▶ [Written task] Pull every line that holds the word "potential" from the entries.

==========

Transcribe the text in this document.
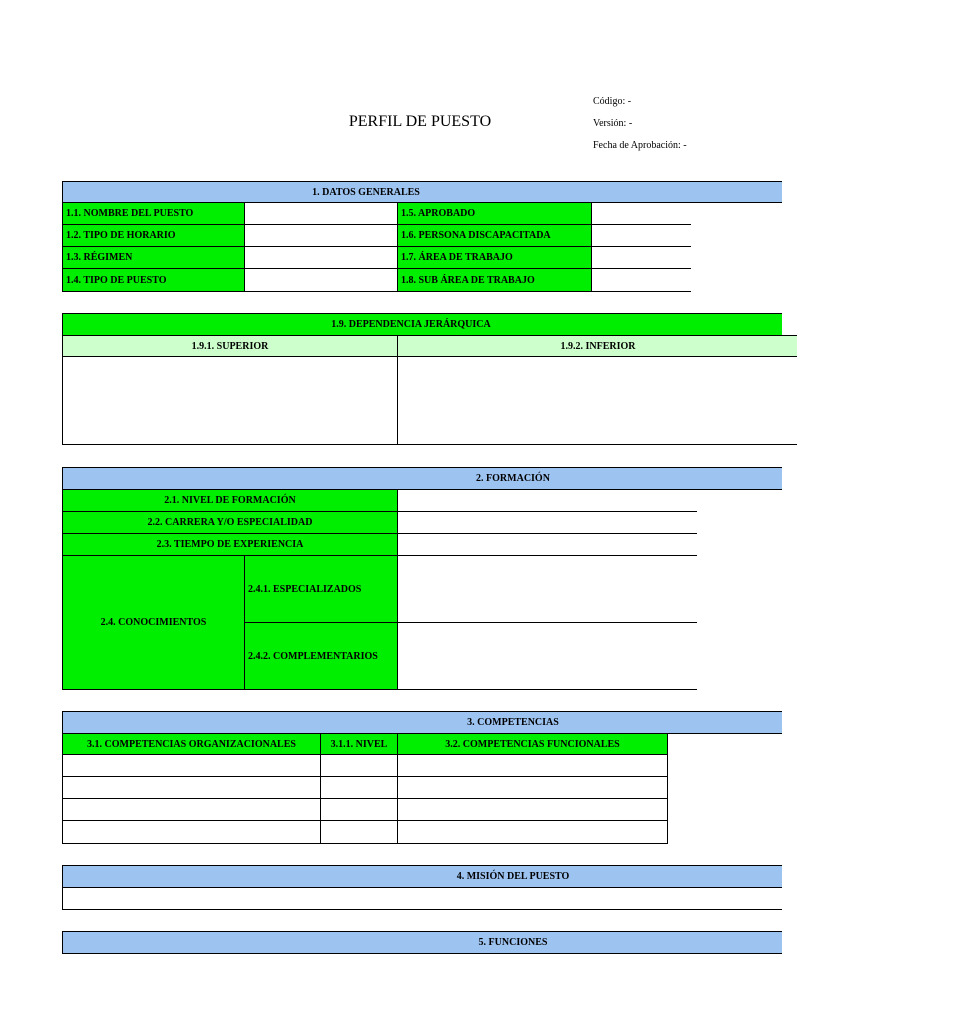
PERFIL DE PUESTO
Código: -
Versión: -
Fecha de Aprobación: -
1. DATOS GENERALES
1.1. NOMBRE DEL PUESTO	1.5. APROBADO
1.2. TIPO DE HORARIO	1.6. PERSONA DISCAPACITADA
1.3. RÉGIMEN	1.7. ÁREA DE TRABAJO
1.4. TIPO DE PUESTO	1.8. SUB ÁREA DE TRABAJO
1.9. DEPENDENCIA JERÁRQUICA
1.9.1. SUPERIOR	1.9.2. INFERIOR
2. FORMACIÓN
2.1. NIVEL DE FORMACIÓN
2.2. CARRERA Y/O ESPECIALIDAD
2.3. TIEMPO DE EXPERIENCIA
2.4. CONOCIMIENTOS
2.4.1. ESPECIALIZADOS
2.4.2. COMPLEMENTARIOS
3. COMPETENCIAS
3.1. COMPETENCIAS ORGANIZACIONALES	3.1.1. NIVEL	3.2. COMPETENCIAS FUNCIONALES
4. MISIÓN DEL PUESTO
5. FUNCIONES
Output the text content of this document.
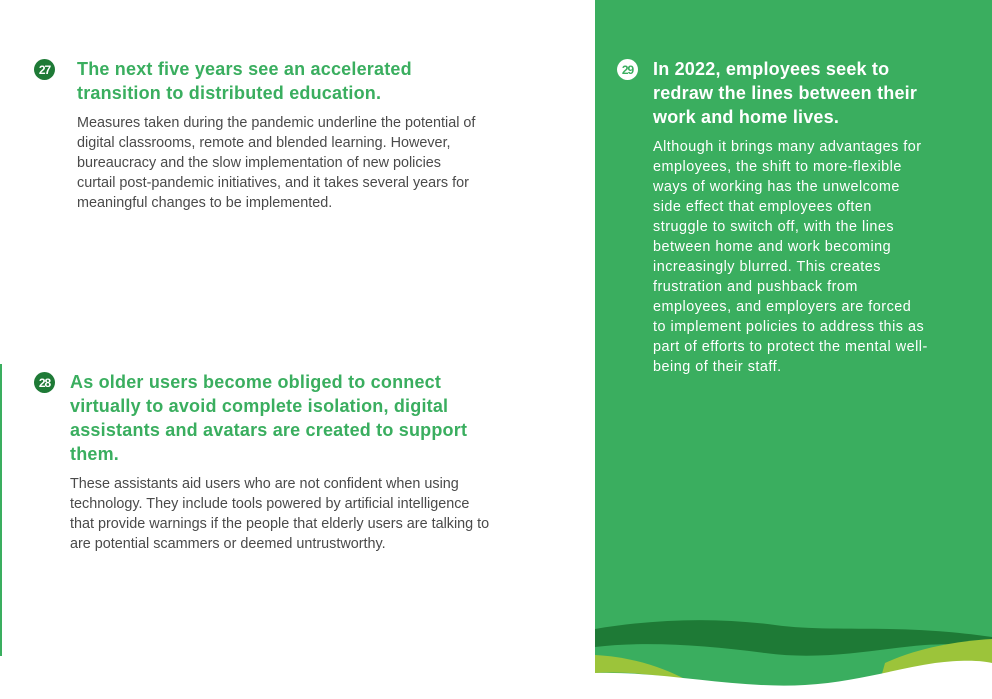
27 The next five years see an accelerated transition to distributed education.

Measures taken during the pandemic underline the potential of digital classrooms, remote and blended learning. However, bureaucracy and the slow implementation of new policies curtail post-pandemic initiatives, and it takes several years for meaningful changes to be implemented.

28 As older users become obliged to connect virtually to avoid complete isolation, digital assistants and avatars are created to support them.

These assistants aid users who are not confident when using technology. They include tools powered by artificial intelligence that provide warnings if the people that elderly users are talking to are potential scammers or deemed untrustworthy.

29 In 2022, employees seek to redraw the lines between their work and home lives.

Although it brings many advantages for employees, the shift to more-flexible ways of working has the unwelcome side effect that employees often struggle to switch off, with the lines between home and work becoming increasingly blurred. This creates frustration and pushback from employees, and employers are forced to implement policies to address this as part of efforts to protect the mental well-being of their staff.
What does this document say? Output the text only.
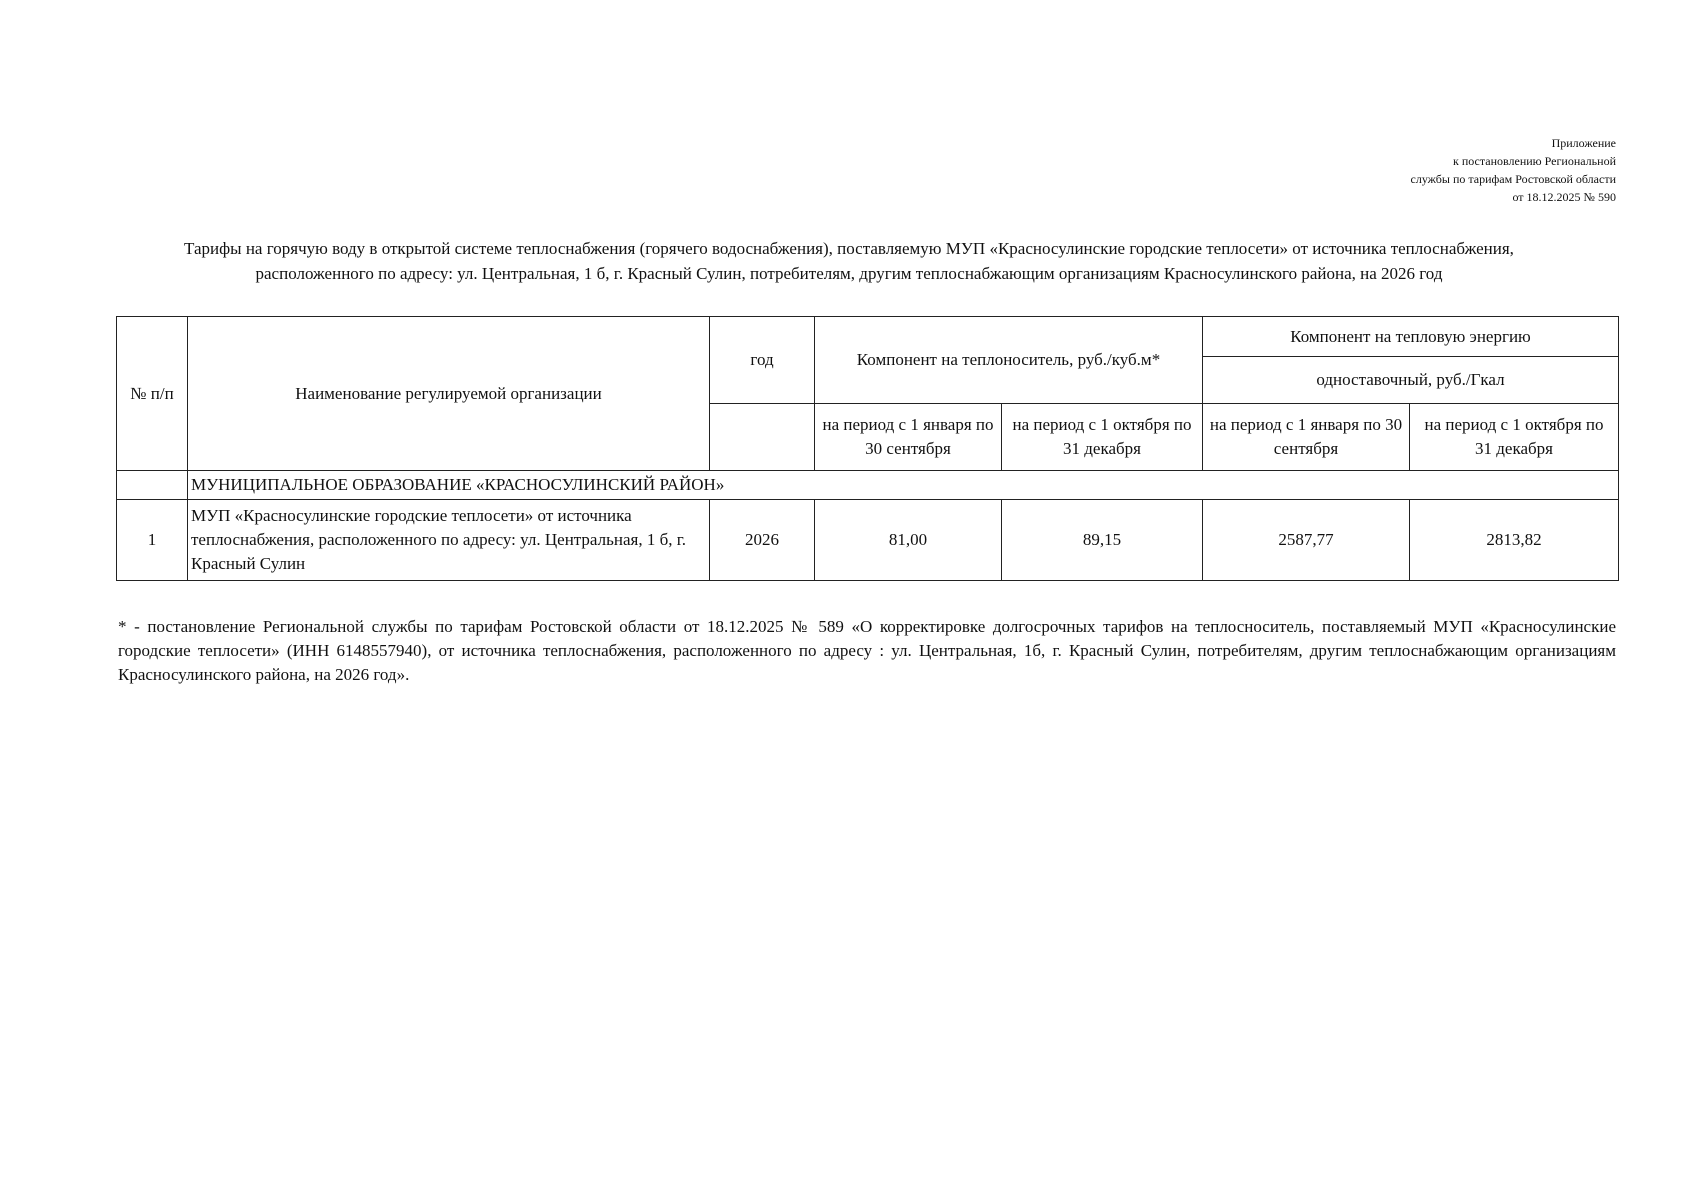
Приложение
к постановлению Региональной
службы по тарифам Ростовской области
от 18.12.2025 № 590
Тарифы на горячую воду в открытой системе теплоснабжения (горячего водоснабжения), поставляемую МУП «Красносулинские городские теплосети» от источника теплоснабжения,
расположенного по адресу: ул. Центральная, 1 б, г. Красный Сулин, потребителям, другим теплоснабжающим организациям Красносулинского района, на 2026 год
№ п/п	Наименование регулируемой организации	год	Компонент на теплоноситель, руб./куб.м*		Компонент на тепловую энергию	
					одноставочный, руб./Гкал	
			на период с 1 января по 30 сентября	на период с 1 октября по 31 декабря	на период с 1 января по 30 сентября	на период с 1 октября по 31 декабря
	МУНИЦИПАЛЬНОЕ ОБРАЗОВАНИЕ «КРАСНОСУЛИНСКИЙ РАЙОН»					
1	МУП «Красносулинские городские теплосети» от источника теплоснабжения, расположенного по адресу: ул. Центральная, 1 б, г. Красный Сулин	2026	81,00	89,15	2587,77	2813,82
* - постановление Региональной службы по тарифам Ростовской области от 18.12.2025 № 589 «О корректировке долгосрочных тарифов на теплосноситель, поставляемый МУП «Красносулинские городские теплосети» (ИНН 6148557940), от источника теплоснабжения, расположенного по адресу : ул. Центральная, 1б, г. Красный Сулин, потребителям, другим теплоснабжающим организациям Красносулинского района, на 2026 год».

==========

▶ [Result for this exercise]
Measures taken during the pandemic underline the potential of digital classrooms, remote and blended learning. However, bureaucracy and the slow implementation of new policies curtail post-pandemic initiatives, and it takes several years for meaningful changes to be implemented.
These assistants aid users who are not confident when using technology. They include tools powered by artificial intelligence that provide warnings if the people that elderly users are talking to are potential scammers or deemed untrustworthy.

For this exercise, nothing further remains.